# [Set exercise]
Make an exact copy of all the material below, apart from the pictures.

-- start of The records --

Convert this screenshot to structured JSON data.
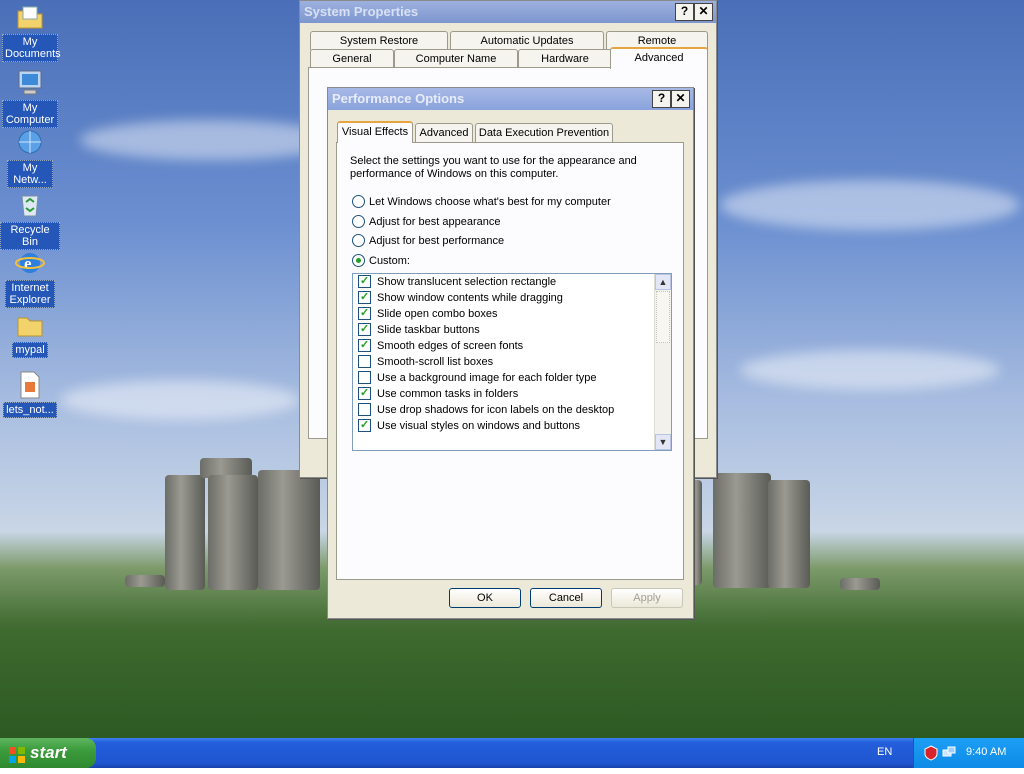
{
  "desktop_icons": [
    {
      "name": "my-documents",
      "label": "My Documents",
      "icon": "folder-documents-icon"
    },
    {
      "name": "my-computer",
      "label": "My Computer",
      "icon": "computer-icon"
    },
    {
      "name": "my-network",
      "label": "My Netw...",
      "icon": "network-icon"
    },
    {
      "name": "recycle-bin",
      "label": "Recycle Bin",
      "icon": "recycle-bin-icon"
    },
    {
      "name": "internet-explorer",
      "label": "Internet Explorer",
      "icon": "internet-explorer-icon"
    },
    {
      "name": "mypal",
      "label": "mypal",
      "icon": "folder-icon"
    },
    {
      "name": "lets-not",
      "label": "lets_not...",
      "icon": "file-icon"
    }
  ],
  "system_properties": {
    "title": "System Properties",
    "tabs_row1": [
      "System Restore",
      "Automatic Updates",
      "Remote"
    ],
    "tabs_row2": [
      "General",
      "Computer Name",
      "Hardware",
      "Advanced"
    ]
  },
  "performance_options": {
    "title": "Performance Options",
    "tabs": [
      "Visual Effects",
      "Advanced",
      "Data Execution Prevention"
    ],
    "description": "Select the settings you want to use for the appearance and performance of Windows on this computer.",
    "radios": [
      {
        "label": "Let Windows choose what's best for my computer",
        "checked": false
      },
      {
        "label": "Adjust for best appearance",
        "checked": false
      },
      {
        "label": "Adjust for best performance",
        "checked": false
      },
      {
        "label": "Custom:",
        "checked": true
      }
    ],
    "effects": [
      {
        "label": "Show translucent selection rectangle",
        "checked": true
      },
      {
        "label": "Show window contents while dragging",
        "checked": true
      },
      {
        "label": "Slide open combo boxes",
        "checked": true
      },
      {
        "label": "Slide taskbar buttons",
        "checked": true
      },
      {
        "label": "Smooth edges of screen fonts",
        "checked": true
      },
      {
        "label": "Smooth-scroll list boxes",
        "checked": false
      },
      {
        "label": "Use a background image for each folder type",
        "checked": false
      },
      {
        "label": "Use common tasks in folders",
        "checked": true
      },
      {
        "label": "Use drop shadows for icon labels on the desktop",
        "checked": false
      },
      {
        "label": "Use visual styles on windows and buttons",
        "checked": true
      }
    ],
    "buttons": {
      "ok": "OK",
      "cancel": "Cancel",
      "apply": "Apply"
    }
  },
  "taskbar": {
    "start_label": "start",
    "language": "EN",
    "clock": "9:40 AM"
  }
}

-- end of The records --

# [Task response]
Convert this screenshot to structured JSON data.
{
  "desktop_icons": [
    {
      "name": "my-documents",
      "label": "My Documents",
      "icon": "folder-documents-icon"
    },
    {
      "name": "my-computer",
      "label": "My Computer",
      "icon": "computer-icon"
    },
    {
      "name": "my-network",
      "label": "My Netw...",
      "icon": "network-icon"
    },
    {
      "name": "recycle-bin",
      "label": "Recycle Bin",
      "icon": "recycle-bin-icon"
    },
    {
      "name": "internet-explorer",
      "label": "Internet Explorer",
      "icon": "internet-explorer-icon"
    },
    {
      "name": "mypal",
      "label": "mypal",
      "icon": "folder-icon"
    },
    {
      "name": "lets-not",
      "label": "lets_not...",
      "icon": "file-icon"
    }
  ],
  "system_properties": {
    "title": "System Properties",
    "tabs_row1": [
      "System Restore",
      "Automatic Updates",
      "Remote"
    ],
    "tabs_row2": [
      "General",
      "Computer Name",
      "Hardware",
      "Advanced"
    ]
  },
  "performance_options": {
    "title": "Performance Options",
    "tabs": [
      "Visual Effects",
      "Advanced",
      "Data Execution Prevention"
    ],
    "description": "Select the settings you want to use for the appearance and performance of Windows on this computer.",
    "radios": [
      {
        "label": "Let Windows choose what's best for my computer",
        "checked": false
      },
      {
        "label": "Adjust for best appearance",
        "checked": false
      },
      {
        "label": "Adjust for best performance",
        "checked": false
      },
      {
        "label": "Custom:",
        "checked": true
      }
    ],
    "effects": [
      {
        "label": "Show translucent selection rectangle",
        "checked": true
      },
      {
        "label": "Show window contents while dragging",
        "checked": true
      },
      {
        "label": "Slide open combo boxes",
        "checked": true
      },
      {
        "label": "Slide taskbar buttons",
        "checked": true
      },
      {
        "label": "Smooth edges of screen fonts",
        "checked": true
      },
      {
        "label": "Smooth-scroll list boxes",
        "checked": false
      },
      {
        "label": "Use a background image for each folder type",
        "checked": false
      },
      {
        "label": "Use common tasks in folders",
        "checked": true
      },
      {
        "label": "Use drop shadows for icon labels on the desktop",
        "checked": false
      },
      {
        "label": "Use visual styles on windows and buttons",
        "checked": true
      }
    ],
    "buttons": {
      "ok": "OK",
      "cancel": "Cancel",
      "apply": "Apply"
    }
  },
  "taskbar": {
    "start_label": "start",
    "language": "EN",
    "clock": "9:40 AM"
  }
}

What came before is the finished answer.